Saved data entries
-*-*-
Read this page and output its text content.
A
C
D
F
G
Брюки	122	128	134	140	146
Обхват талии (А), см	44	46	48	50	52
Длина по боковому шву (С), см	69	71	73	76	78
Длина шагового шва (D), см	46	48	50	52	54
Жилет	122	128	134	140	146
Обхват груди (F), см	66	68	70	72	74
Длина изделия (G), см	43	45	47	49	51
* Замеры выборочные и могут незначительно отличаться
-*-*-
Copy the records above exactly.

Complete response
Read this page and output its text content.
A
C
D
F
G
Брюки	122	128	134	140	146
Обхват талии (А), см	44	46	48	50	52
Длина по боковому шву (С), см	69	71	73	76	78
Длина шагового шва (D), см	46	48	50	52	54
Жилет	122	128	134	140	146
Обхват груди (F), см	66	68	70	72	74
Длина изделия (G), см	43	45	47	49	51
* Замеры выборочные и могут незначительно отличаться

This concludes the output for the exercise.